**Arbeitsauftrag 1**
Welches Spiel wurde laut dem Bericht über den ersten SV-Berater-Einsatz zu Beginn des Seminars gespielt?
**Arbeitsauftrag 2**
Setze bitte den Bericht über den ersten SV-Berater-Einsatz nach seinem letzten Satz fort.

**Dokumentauszug**

◇ ◇ ◇

Mein erster SV-Berater Einsatz
08.10.2008: Dilan beschreibt ihren ersten Einsatz als SV Beraterin in Telgte. Ein kleiner Einblick, wie Euer SV Beraterseminar aussehen könnte.
Am 02.09.2008 habe ich mit zwei weiteren SV- Beratern, Horst und Johannes, ein SV-Beraterseminar am Maria-Sybilla-Merian-Gymnasium in Telgte moderiert. Um 9.00 Uhr sollte es losgehen. Als wir in der Schule angekommen waren, warteten die Teilnehmer und Teilnehmerinnen bereits und so konnten wir sofort loslegen. Nachdem wir uns vorgestellt hatten, wollten wir auch die Teilnehmer und Teilnehmerinnen kennenlernen und haben erstmal eine Vorstellungsrunde gemacht. Dabei haben alle ihren Namen und kurz etwas zu ihrer Person gesagt. Um zu motivieren, wollten wir nicht sofort mit den Vorträgen über Schülerrechte oder Schülervertretungsgeschichte beginnen, sondern zuerst ein Spiel spielen. Weil die Gruppe mit knapp 70 Personen recht groß war, haben wir uns für das "Molekülspiel" entschieden. Ziel des Spiels war es, die TeilnehmerInnen einander näher zu bringen. Alle TeilnehmerInnen sollten dabei kleine Atome in Bewegung darstellen, die sich immer wenn Johannes eine Zahl in den Raum gerufen hat, zu einem Molekül zusammenstellen sollten. Die Zahl die Johannes rief, hat die Größe der Moleküle bestimmt. Horst und ich haben natürlich mitgespielt.
In meiner Gruppe hat Johannes zuerst den Vortrag über SV-Geschichte gehalten, bevor wir zu SV-Rechten und Aufgaben einer SV gekommen sind. Dabei habe ich zunächst gesammelt, welche Rechte die TeilnehmerInnen kennen und was sie als ihre Aufgaben betrachten. Alle haben ihre Ideen auf Karten geschrieben, die wir gesammelt und besprochen haben. Vieles von dem, was wir vorher gesammelt hatten, stellte sich auch als richtig heraus. Wir mussten also kaum etwas korrigieren und letztlich nur ein paar Dinge ergänzen. Besonders den Sinn einer Schülervertretung, nämlich die Interessen der Schüler zu vertreten war allen bewusst. Nach soviel inhaltlicher Arbeit war es dann Zeit eine Pause zu machen. Danach haben wir alle TeilnehmerInnen in drei Kleingruppen geteilt, so konnte kreativ am nächsten Thema gearbeitet werden. Zwar haben wir in allen drei Gruppen das gleiche Thema vorgegeben, trotzdem hat jede Gruppe etwas anderes daraus gemacht. Meine Gruppe hat sehr praxisorientiert gearbeitet und dabei ziemlich genaue Arbeitsaufträge und Projektideen aus der Arbeitsphase mitnehmen können. Die TeilnehmerInnen waren sehr motiviert und wollten am Ende ihren Schulhof neu gestalten, die Regelungen für den Nachmittagsunterricht verändern und sich dafür einsetzen, dass mehr Auswahl an Leistungskursen ermöglicht wird. Um zu diesen Ergebnissen zu gelangen, habe ich in meiner Gruppe Kleinstgruppen gemacht in denen die TeilnehmerInnen alles aufschreiben konnten, was sie an ihrer Schule stört. Innerhalb der Kleinstgruppen wurden jeweils drei Dinge unterstrichen, die unbedingt besprochen werden sollten.

◇ ◇ ◇

**Daten zur Erkennung der Dokumentstruktur**
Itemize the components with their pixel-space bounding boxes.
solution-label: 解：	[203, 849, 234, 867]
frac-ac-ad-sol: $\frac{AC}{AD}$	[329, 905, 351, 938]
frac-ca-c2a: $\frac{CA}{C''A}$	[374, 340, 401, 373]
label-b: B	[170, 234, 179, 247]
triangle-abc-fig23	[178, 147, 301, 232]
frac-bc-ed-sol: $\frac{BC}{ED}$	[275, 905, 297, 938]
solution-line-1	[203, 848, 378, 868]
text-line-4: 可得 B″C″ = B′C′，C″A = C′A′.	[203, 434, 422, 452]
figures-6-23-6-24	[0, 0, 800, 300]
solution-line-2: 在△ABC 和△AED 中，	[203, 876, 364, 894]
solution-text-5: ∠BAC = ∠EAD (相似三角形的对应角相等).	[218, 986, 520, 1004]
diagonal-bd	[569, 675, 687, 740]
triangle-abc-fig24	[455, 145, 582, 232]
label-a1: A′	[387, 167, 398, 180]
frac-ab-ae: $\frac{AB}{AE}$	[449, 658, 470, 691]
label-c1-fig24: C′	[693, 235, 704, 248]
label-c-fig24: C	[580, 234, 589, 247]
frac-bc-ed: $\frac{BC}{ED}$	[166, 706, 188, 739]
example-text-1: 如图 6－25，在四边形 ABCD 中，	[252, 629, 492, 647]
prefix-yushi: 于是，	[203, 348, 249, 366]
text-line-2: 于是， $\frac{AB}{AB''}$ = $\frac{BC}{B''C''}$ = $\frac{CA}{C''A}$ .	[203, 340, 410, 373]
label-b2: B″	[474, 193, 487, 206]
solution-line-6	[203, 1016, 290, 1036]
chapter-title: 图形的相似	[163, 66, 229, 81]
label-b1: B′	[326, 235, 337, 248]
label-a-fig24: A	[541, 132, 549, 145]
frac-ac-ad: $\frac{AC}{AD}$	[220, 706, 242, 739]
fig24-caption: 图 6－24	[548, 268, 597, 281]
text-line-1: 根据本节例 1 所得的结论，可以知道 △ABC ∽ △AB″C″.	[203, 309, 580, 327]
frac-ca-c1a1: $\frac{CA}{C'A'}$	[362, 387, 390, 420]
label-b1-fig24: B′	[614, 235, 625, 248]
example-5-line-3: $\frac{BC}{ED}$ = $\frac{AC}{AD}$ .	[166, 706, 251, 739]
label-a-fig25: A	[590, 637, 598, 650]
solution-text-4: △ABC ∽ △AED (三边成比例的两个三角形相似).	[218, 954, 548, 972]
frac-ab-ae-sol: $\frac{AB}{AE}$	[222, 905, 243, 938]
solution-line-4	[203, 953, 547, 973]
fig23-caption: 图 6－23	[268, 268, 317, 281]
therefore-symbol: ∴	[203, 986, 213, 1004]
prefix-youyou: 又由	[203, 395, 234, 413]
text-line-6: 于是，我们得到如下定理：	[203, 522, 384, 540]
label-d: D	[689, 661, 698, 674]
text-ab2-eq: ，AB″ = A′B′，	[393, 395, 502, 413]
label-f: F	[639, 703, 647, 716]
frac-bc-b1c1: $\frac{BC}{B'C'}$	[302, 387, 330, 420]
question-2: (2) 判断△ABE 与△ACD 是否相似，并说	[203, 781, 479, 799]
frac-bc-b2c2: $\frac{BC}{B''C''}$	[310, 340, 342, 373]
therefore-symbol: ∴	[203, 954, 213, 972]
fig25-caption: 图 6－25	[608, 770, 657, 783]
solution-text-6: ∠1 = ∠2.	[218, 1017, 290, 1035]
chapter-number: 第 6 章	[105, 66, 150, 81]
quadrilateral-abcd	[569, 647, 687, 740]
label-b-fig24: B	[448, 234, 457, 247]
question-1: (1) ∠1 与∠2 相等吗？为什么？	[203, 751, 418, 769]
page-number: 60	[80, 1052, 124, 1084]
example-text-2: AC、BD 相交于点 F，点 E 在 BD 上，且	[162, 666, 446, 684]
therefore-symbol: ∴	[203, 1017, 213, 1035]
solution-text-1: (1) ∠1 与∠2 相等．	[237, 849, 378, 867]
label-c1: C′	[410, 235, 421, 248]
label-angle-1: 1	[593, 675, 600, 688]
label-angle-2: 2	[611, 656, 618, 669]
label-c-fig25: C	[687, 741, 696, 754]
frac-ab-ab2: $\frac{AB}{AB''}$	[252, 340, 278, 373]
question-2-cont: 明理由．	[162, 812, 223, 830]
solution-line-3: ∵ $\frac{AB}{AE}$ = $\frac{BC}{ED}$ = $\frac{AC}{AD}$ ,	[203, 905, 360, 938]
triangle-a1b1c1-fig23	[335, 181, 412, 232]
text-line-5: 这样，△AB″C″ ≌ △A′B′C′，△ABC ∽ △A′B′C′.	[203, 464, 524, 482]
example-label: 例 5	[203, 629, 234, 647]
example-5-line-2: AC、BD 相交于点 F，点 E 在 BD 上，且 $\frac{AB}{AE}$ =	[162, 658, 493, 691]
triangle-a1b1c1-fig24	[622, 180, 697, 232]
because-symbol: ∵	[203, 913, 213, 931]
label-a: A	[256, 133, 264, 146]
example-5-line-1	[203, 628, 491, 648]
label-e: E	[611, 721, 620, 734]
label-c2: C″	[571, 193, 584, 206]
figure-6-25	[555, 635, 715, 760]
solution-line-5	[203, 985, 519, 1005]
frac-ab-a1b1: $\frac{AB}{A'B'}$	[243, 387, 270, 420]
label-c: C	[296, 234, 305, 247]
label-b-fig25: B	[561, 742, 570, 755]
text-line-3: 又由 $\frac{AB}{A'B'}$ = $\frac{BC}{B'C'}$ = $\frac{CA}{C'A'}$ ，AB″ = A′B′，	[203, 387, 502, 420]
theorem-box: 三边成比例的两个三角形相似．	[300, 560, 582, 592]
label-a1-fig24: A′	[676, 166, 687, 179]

◇ ◇ ◇

**Antwortbereich 1**
Das „Molekülspiel“.

**Antwortbereich 2**
Gemeinsam haben wir dann Ideen gesammelt, wie Probleme behoben werden können und Projektvorschläge diskutiert, die sich mit der Veränderung der Schule beschäftigt haben. So konnten wir uns auf ein paar Projekte einigen. Eine der beiden anderen Kleingruppen hat sich theoretischer mit dem Thema beschäftigt. Dabei ging es nicht darum speziell an seiner eigenen Schule etwas zu verändern, sondern um Schule im Allgemeinen, darum, was in der Schule anders laufen sollte. Es sind Themen wie Kopfnoten oder die Idee der Ganztagsschule angesprochen und diskutiert worden. Zum Schluss haben wir uns noch einmal in der Großgruppe mit allen TeilnehmerInnen getroffen und nach einem Spiel hat jede Gruppe die Ergebnisse vorgestellt. Nach einer kurzen Feedbackrunde, war das Seminar auch schon wieder vorbei.
Für mich steht fest, dass ich noch viele weitere Seminare machen werde. Es hat mir viel Spaß gemacht mit so vielen motivierten SchülerInnen zusammen zu arbeiten und ich glaube, dass das Seminar ein kleiner Anstoss für große Projekte war.